[Dataset records start]
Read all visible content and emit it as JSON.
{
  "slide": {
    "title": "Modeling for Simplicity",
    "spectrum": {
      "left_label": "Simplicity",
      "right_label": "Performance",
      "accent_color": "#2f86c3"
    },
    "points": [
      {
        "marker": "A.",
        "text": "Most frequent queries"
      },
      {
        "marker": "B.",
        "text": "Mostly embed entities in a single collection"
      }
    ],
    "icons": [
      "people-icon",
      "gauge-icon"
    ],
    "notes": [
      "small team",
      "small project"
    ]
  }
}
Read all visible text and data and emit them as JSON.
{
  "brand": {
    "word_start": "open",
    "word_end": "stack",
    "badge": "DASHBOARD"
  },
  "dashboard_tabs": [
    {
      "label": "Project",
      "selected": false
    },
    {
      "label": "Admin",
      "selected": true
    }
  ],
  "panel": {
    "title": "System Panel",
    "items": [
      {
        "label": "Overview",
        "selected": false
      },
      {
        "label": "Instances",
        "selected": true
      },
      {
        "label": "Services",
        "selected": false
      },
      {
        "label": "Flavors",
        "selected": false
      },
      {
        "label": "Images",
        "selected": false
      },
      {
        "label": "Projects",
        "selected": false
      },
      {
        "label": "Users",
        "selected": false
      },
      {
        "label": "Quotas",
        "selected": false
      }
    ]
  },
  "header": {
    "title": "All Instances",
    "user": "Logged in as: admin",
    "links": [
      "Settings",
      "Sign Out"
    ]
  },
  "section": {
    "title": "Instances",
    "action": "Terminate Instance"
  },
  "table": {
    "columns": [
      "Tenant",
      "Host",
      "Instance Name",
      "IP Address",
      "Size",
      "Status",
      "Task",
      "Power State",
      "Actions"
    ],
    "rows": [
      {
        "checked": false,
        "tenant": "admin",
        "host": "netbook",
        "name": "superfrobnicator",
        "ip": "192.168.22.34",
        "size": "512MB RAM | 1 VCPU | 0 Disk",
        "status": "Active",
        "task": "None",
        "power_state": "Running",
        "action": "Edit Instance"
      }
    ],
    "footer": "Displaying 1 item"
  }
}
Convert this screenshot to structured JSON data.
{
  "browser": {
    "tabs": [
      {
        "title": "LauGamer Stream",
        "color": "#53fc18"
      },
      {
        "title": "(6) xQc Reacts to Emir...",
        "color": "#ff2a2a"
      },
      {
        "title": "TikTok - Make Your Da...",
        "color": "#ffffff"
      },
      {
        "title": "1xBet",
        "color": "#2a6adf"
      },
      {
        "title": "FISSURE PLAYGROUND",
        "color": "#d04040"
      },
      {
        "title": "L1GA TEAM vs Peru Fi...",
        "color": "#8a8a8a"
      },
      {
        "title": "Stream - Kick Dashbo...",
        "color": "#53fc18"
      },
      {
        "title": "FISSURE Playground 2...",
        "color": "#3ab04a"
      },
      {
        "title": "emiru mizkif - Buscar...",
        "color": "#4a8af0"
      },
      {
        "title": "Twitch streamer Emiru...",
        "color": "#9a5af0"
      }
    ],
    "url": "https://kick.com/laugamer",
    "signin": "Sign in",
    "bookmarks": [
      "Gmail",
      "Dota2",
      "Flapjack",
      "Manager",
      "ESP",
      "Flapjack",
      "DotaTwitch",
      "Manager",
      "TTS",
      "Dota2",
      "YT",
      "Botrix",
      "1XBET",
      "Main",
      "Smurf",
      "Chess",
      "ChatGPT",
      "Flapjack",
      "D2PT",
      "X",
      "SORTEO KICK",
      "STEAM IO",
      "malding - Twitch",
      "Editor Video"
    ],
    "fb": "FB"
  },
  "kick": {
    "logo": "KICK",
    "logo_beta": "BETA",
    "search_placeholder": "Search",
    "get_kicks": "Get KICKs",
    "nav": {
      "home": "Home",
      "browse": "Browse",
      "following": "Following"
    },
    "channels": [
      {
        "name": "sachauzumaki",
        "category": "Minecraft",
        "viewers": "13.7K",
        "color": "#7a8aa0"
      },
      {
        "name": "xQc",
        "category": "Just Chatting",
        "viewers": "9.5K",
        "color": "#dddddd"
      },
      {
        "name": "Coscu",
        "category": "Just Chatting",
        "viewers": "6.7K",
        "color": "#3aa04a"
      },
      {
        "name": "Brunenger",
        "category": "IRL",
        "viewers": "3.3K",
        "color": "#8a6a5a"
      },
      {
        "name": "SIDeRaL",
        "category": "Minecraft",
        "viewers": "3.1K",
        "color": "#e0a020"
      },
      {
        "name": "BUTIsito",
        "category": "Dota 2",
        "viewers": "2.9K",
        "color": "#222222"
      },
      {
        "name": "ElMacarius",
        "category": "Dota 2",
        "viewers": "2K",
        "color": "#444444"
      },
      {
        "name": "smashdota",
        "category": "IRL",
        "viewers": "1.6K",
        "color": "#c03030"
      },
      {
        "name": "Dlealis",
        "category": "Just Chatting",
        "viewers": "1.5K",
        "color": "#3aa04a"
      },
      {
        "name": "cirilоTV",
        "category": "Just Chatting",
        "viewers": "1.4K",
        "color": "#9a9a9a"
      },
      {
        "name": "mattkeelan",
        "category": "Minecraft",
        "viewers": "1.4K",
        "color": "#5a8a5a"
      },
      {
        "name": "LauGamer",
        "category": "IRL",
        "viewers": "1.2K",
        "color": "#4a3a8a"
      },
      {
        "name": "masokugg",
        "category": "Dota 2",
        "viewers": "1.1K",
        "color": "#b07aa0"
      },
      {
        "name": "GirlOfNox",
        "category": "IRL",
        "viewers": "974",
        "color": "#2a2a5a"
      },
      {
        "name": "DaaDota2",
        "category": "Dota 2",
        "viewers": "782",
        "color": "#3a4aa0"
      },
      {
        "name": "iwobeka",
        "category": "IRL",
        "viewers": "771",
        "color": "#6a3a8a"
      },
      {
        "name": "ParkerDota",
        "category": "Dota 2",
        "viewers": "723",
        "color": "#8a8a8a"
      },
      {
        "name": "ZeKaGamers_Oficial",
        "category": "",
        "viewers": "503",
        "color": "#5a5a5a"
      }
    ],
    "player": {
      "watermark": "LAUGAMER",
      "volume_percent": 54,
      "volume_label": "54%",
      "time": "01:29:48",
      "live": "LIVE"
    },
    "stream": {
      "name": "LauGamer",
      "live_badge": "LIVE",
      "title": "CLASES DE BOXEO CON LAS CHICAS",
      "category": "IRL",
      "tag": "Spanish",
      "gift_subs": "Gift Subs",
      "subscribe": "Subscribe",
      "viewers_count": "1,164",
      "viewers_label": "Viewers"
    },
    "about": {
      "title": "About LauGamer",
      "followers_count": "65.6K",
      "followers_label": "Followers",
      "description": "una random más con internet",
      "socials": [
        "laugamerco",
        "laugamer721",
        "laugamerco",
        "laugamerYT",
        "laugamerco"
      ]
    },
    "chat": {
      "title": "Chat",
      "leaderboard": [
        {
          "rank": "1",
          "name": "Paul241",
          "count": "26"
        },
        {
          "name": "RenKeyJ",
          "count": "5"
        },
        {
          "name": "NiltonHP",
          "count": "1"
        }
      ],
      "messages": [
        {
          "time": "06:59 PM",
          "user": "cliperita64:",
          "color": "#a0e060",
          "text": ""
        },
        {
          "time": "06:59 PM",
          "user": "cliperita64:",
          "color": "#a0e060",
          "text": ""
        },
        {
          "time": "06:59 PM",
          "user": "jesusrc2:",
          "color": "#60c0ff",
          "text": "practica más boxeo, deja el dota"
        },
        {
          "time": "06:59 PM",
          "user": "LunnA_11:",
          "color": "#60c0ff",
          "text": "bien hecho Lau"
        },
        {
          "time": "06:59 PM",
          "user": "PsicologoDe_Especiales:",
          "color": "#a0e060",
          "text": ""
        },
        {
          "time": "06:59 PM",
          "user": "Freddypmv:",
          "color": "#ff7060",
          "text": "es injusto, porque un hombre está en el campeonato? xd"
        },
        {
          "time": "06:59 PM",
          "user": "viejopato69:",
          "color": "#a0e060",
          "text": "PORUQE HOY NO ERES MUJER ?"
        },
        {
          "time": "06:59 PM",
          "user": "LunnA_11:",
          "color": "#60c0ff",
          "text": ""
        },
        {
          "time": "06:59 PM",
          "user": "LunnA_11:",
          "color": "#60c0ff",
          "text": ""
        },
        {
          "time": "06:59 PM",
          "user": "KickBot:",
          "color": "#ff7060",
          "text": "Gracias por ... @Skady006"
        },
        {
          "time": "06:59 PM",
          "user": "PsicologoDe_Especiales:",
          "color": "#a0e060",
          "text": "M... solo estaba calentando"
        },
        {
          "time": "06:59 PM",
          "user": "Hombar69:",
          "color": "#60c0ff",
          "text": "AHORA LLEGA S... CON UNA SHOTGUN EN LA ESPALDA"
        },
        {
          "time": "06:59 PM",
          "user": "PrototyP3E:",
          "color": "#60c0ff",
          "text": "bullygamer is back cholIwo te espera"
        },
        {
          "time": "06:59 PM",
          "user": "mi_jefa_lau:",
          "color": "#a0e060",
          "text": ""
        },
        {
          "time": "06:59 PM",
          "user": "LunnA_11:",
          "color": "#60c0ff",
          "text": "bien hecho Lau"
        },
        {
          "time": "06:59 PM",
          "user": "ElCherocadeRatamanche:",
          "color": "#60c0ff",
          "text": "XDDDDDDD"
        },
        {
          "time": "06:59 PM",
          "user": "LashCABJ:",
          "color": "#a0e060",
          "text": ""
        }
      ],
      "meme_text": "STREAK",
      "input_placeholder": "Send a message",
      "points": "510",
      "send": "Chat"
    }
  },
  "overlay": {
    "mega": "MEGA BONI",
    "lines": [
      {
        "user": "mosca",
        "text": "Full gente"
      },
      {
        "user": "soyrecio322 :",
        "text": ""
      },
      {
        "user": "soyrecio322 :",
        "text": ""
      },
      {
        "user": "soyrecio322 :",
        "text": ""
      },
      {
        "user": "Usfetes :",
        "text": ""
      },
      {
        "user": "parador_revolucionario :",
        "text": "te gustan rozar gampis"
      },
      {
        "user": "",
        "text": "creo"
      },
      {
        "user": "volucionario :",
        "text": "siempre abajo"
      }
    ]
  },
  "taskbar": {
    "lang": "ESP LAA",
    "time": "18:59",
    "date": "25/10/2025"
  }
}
[Dataset records end]
* Task to carry out
Identify each line in the records above that contains the word "Instances", and copy it out in full.

* Output for this task
        "label": "Instances",
    "title": "All Instances",
    "title": "Instances",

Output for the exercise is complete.